Track down every line below that holds "Index" and copy it.

# START OF STORED ROWS

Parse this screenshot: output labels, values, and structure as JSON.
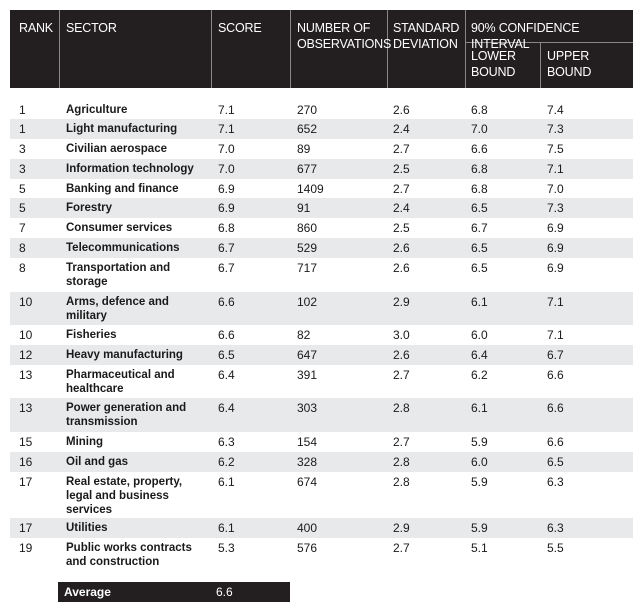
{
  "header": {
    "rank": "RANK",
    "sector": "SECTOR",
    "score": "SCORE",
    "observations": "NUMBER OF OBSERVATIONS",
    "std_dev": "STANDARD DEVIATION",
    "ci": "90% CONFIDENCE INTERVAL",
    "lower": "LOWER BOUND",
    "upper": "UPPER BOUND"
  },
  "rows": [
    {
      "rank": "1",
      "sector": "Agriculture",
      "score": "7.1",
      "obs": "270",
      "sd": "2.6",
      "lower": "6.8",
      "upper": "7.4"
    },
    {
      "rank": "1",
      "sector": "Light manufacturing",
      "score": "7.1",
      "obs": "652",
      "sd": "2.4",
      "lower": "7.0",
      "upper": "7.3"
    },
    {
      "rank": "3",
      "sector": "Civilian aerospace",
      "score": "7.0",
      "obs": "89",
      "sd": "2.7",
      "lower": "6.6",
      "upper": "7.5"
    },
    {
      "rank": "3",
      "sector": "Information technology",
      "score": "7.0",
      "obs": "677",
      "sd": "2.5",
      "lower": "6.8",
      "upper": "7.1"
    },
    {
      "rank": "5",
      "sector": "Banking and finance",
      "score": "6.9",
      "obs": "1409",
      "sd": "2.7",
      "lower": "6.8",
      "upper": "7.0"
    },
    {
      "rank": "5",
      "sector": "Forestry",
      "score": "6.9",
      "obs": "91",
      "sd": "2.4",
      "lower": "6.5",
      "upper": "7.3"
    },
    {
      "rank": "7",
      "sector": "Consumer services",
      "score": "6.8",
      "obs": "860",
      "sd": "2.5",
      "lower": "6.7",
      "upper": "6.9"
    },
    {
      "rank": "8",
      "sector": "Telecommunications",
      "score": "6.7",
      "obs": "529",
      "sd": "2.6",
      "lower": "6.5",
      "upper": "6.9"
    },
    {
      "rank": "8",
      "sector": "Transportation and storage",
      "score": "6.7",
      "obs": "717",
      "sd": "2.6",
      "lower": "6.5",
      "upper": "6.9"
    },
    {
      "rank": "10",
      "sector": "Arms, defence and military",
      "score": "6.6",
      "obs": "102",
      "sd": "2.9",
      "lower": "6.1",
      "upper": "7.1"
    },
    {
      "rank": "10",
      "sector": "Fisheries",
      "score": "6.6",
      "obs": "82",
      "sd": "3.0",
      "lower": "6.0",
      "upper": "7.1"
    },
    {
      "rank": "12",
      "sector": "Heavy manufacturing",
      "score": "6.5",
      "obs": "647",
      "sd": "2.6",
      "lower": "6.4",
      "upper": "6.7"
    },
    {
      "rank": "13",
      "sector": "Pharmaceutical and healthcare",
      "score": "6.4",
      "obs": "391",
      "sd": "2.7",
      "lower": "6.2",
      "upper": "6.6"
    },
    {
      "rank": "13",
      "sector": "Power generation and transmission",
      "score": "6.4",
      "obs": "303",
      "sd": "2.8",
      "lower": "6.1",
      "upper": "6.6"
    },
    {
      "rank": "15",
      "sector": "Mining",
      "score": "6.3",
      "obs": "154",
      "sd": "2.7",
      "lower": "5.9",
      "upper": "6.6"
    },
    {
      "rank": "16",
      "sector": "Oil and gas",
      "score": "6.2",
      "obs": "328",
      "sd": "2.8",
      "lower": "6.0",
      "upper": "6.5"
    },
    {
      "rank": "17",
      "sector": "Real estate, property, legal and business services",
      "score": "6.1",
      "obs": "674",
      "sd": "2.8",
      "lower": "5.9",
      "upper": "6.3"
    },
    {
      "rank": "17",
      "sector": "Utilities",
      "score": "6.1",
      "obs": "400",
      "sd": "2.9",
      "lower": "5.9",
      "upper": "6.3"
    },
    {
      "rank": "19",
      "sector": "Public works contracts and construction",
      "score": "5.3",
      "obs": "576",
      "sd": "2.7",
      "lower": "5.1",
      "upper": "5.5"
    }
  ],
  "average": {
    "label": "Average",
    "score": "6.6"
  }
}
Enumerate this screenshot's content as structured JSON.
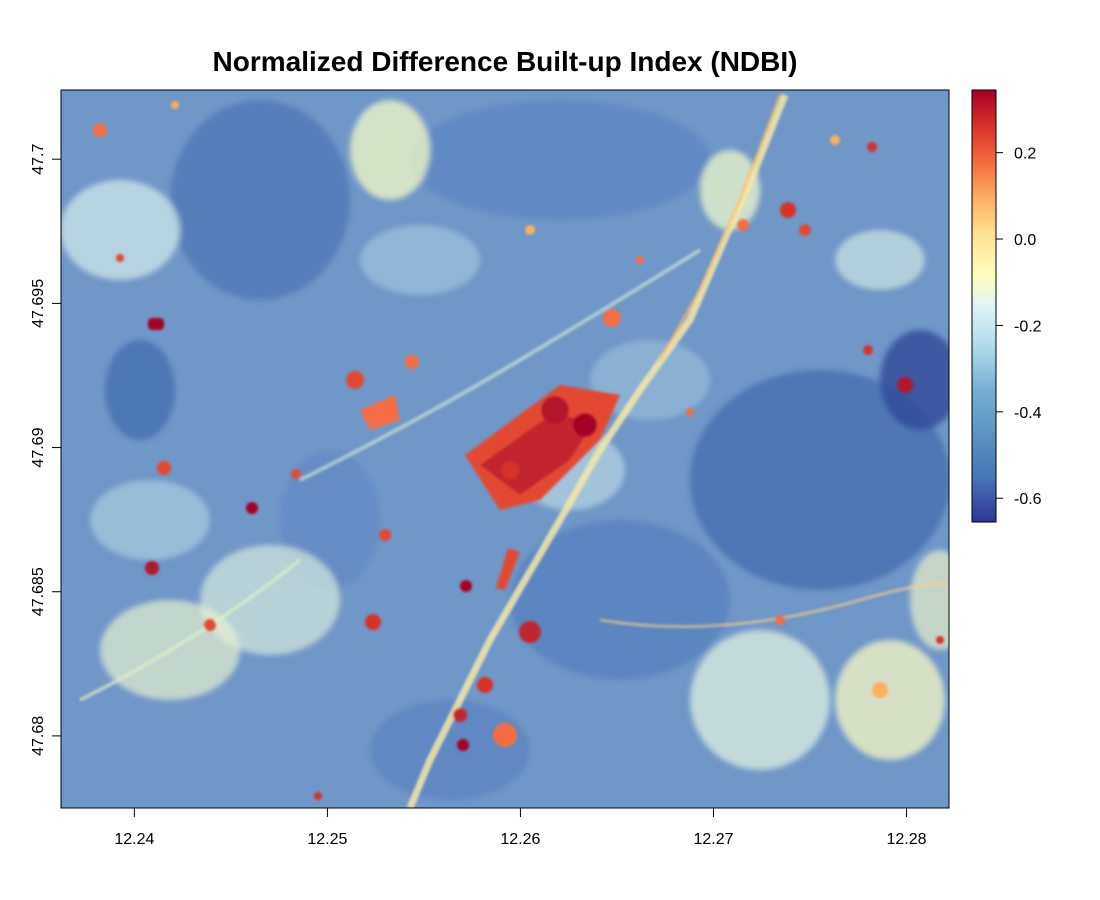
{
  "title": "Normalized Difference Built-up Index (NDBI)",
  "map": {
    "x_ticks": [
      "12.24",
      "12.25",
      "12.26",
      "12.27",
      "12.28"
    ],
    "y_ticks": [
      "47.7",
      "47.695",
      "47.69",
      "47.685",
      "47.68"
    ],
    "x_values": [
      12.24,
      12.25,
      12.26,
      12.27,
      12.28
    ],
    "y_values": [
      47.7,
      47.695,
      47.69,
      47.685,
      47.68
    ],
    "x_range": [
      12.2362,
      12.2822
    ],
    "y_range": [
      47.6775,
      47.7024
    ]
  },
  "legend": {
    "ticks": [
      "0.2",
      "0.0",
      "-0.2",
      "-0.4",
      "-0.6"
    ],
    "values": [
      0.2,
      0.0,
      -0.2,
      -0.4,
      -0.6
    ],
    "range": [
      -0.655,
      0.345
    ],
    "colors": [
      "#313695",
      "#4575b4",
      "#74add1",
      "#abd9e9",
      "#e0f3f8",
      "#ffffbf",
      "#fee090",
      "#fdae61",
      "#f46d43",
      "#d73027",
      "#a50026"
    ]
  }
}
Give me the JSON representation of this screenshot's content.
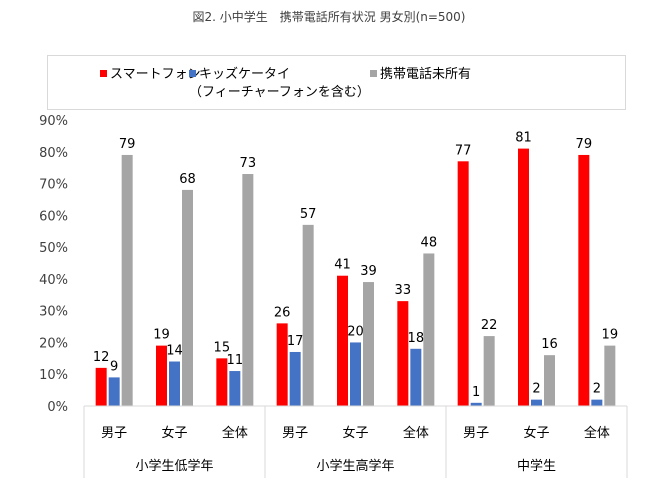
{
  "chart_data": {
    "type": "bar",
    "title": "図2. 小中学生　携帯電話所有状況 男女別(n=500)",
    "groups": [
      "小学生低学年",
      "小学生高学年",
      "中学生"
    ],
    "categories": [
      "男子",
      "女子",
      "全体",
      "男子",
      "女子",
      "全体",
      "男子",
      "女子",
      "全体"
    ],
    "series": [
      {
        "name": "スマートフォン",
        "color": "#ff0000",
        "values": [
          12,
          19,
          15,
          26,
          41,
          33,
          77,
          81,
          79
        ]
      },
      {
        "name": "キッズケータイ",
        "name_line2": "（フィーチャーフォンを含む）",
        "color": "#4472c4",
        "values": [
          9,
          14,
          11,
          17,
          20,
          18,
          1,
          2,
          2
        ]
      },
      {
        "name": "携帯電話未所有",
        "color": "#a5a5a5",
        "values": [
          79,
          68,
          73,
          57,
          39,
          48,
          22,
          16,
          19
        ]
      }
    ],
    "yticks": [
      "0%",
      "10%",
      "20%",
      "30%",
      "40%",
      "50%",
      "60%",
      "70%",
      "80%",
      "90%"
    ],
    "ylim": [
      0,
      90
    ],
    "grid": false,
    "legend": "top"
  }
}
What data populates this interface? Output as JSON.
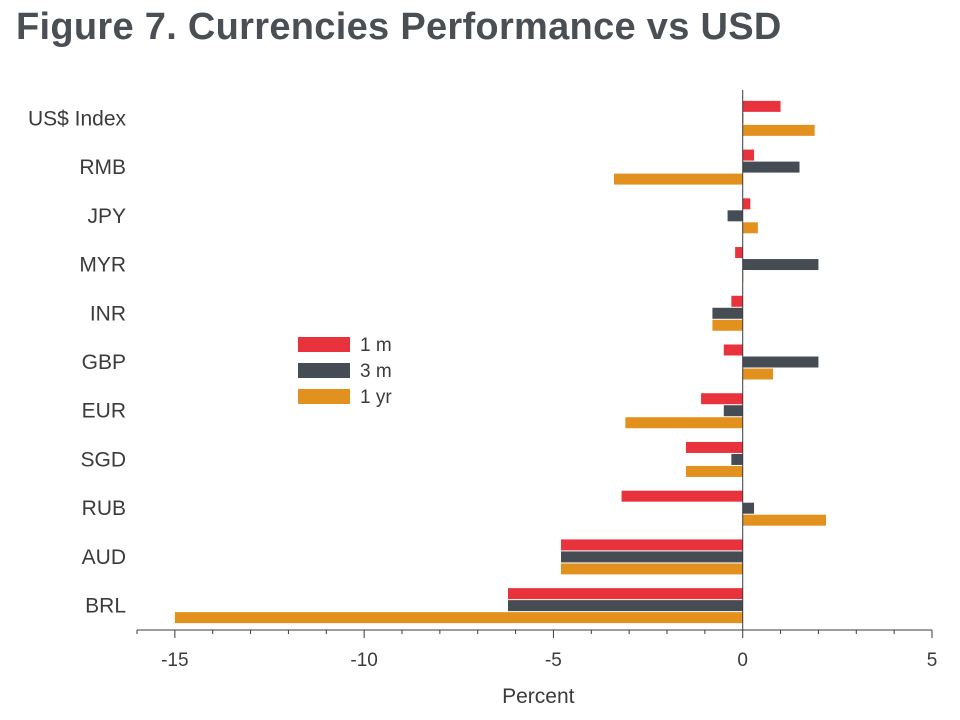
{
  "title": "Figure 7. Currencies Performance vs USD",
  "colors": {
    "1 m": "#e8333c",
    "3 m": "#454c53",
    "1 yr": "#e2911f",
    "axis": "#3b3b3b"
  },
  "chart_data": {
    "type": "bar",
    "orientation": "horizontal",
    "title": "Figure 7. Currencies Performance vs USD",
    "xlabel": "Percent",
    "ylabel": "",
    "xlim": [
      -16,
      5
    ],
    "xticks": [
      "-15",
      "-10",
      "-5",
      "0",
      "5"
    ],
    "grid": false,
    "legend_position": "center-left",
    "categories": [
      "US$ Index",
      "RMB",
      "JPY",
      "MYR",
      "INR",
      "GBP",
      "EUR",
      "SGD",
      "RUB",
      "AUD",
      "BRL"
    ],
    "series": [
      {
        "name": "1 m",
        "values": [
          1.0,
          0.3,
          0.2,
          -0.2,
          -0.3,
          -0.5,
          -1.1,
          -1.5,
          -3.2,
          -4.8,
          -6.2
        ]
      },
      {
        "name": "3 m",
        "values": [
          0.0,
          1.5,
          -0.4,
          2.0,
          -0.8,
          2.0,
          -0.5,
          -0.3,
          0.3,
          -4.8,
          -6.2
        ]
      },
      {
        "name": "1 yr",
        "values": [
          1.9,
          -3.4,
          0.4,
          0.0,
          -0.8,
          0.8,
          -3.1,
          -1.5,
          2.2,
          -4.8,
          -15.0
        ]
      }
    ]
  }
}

# END OF STORED ROWS

__RESULT__:
  "title": "Normalized Difference Built-up Index (NDBI)",
      "US$ Index",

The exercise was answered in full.